▽

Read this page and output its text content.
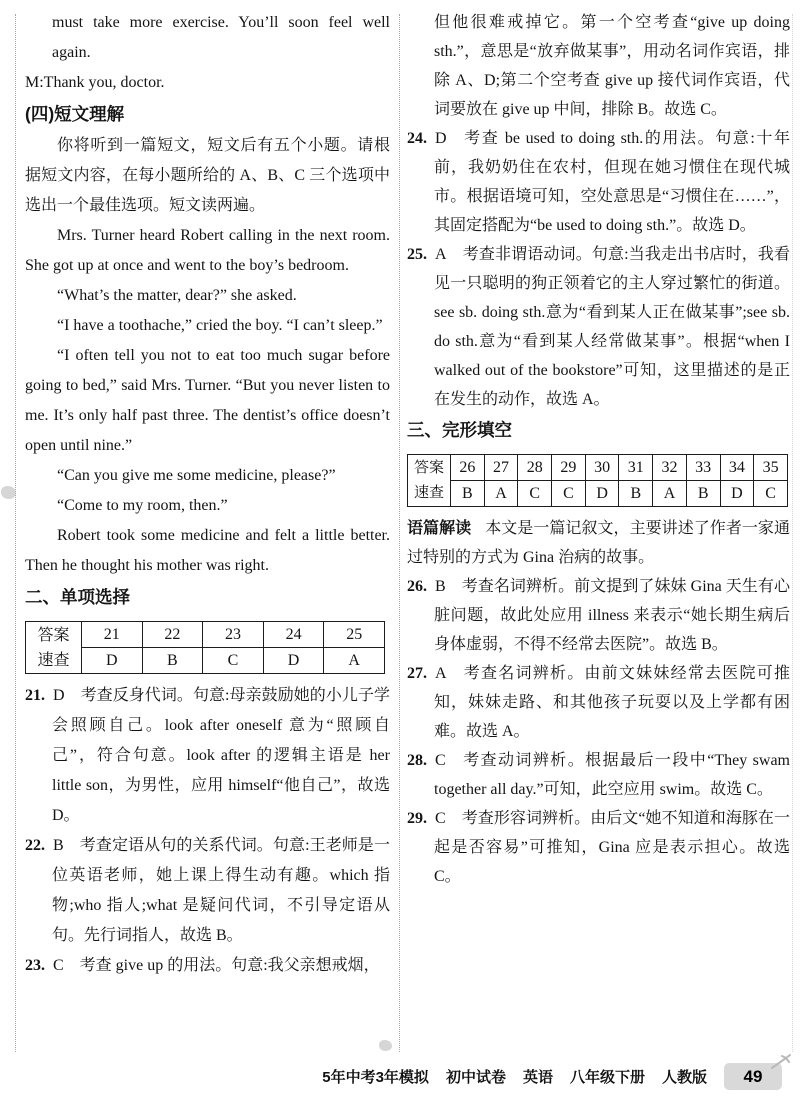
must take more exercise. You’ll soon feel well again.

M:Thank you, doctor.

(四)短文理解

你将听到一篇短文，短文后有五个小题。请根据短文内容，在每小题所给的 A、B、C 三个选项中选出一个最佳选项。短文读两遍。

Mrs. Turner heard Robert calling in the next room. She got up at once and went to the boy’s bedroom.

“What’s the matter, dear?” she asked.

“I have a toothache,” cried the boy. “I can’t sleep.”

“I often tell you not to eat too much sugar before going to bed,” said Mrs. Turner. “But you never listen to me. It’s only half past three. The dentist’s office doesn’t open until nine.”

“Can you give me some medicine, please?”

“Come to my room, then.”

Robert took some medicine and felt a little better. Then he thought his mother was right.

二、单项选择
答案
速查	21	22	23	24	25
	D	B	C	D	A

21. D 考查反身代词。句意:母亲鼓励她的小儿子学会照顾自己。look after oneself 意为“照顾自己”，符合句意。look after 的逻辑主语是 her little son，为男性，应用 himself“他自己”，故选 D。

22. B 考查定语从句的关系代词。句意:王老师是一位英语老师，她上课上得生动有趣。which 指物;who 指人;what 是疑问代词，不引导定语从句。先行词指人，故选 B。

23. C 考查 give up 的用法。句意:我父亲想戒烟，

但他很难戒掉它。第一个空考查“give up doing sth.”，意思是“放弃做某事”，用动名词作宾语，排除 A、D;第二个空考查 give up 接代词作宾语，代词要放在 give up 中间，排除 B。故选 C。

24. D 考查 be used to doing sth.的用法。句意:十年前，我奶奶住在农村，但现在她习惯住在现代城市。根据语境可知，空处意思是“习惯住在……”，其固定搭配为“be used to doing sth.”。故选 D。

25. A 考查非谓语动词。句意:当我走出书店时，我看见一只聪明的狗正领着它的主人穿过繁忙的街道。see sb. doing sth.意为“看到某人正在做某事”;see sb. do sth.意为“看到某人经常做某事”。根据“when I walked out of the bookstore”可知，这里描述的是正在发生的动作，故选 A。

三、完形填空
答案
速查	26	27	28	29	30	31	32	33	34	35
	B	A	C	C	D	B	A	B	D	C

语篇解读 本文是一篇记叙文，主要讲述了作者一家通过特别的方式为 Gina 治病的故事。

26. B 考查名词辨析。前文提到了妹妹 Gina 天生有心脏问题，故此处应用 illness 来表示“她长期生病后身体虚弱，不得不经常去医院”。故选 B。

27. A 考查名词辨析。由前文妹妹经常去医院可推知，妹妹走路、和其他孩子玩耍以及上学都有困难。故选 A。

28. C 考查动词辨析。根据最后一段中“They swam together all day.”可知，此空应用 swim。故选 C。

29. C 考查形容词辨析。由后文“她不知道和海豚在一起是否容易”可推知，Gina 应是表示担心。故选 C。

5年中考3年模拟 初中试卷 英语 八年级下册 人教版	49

△

> _Problem requirements_: Copy out the lines in which the string "medicine" appears.

> _Complete answer_:
“Can you give me some medicine, please?”
Robert took some medicine and felt a little better. Then he thought his mother was right.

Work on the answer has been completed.